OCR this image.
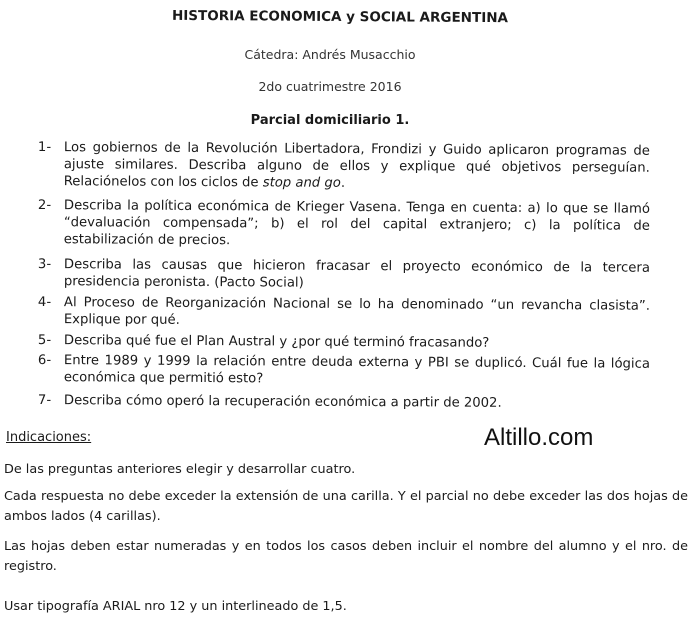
HISTORIA ECONOMICA y SOCIAL ARGENTINA
Cátedra: Andrés Musacchio
2do cuatrimestre 2016
Parcial domiciliario 1.
1- Los gobiernos de la Revolución Libertadora, Frondizi y Guido aplicaron programas de ajuste similares. Describa alguno de ellos y explique qué objetivos perseguían. Relaciónelos con los ciclos de stop and go.
2- Describa la política económica de Krieger Vasena. Tenga en cuenta: a) lo que se llamó “devaluación compensada”; b) el rol del capital extranjero; c) la política de estabilización de precios.
3- Describa las causas que hicieron fracasar el proyecto económico de la tercera presidencia peronista. (Pacto Social)
4- Al Proceso de Reorganización Nacional se lo ha denominado “un revancha clasista”. Explique por qué.
5- Describa qué fue el Plan Austral y ¿por qué terminó fracasando?
6- Entre 1989 y 1999 la relación entre deuda externa y PBI se duplicó. Cuál fue la lógica económica que permitió esto?
7- Describa cómo operó la recuperación económica a partir de 2002.
Indicaciones:	Altillo.com
De las preguntas anteriores elegir y desarrollar cuatro.
Cada respuesta no debe exceder la extensión de una carilla. Y el parcial no debe exceder las dos hojas de ambos lados (4 carillas).
Las hojas deben estar numeradas y en todos los casos deben incluir el nombre del alumno y el nro. de registro.
Usar tipografía ARIAL nro 12 y un interlineado de 1,5.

═══

» **TO BE DONE**: Print every record above exactly as written, leaving out the pictures.

» **RESULT BELOW**:
OCR this image.
HISTORIA ECONOMICA y SOCIAL ARGENTINA
Cátedra: Andrés Musacchio
2do cuatrimestre 2016
Parcial domiciliario 1.
1- Los gobiernos de la Revolución Libertadora, Frondizi y Guido aplicaron programas de ajuste similares. Describa alguno de ellos y explique qué objetivos perseguían. Relaciónelos con los ciclos de stop and go.
2- Describa la política económica de Krieger Vasena. Tenga en cuenta: a) lo que se llamó “devaluación compensada”; b) el rol del capital extranjero; c) la política de estabilización de precios.
3- Describa las causas que hicieron fracasar el proyecto económico de la tercera presidencia peronista. (Pacto Social)
4- Al Proceso de Reorganización Nacional se lo ha denominado “un revancha clasista”. Explique por qué.
5- Describa qué fue el Plan Austral y ¿por qué terminó fracasando?
6- Entre 1989 y 1999 la relación entre deuda externa y PBI se duplicó. Cuál fue la lógica económica que permitió esto?
7- Describa cómo operó la recuperación económica a partir de 2002.
Indicaciones:	Altillo.com
De las preguntas anteriores elegir y desarrollar cuatro.
Cada respuesta no debe exceder la extensión de una carilla. Y el parcial no debe exceder las dos hojas de ambos lados (4 carillas).
Las hojas deben estar numeradas y en todos los casos deben incluir el nombre del alumno y el nro. de registro.
Usar tipografía ARIAL nro 12 y un interlineado de 1,5.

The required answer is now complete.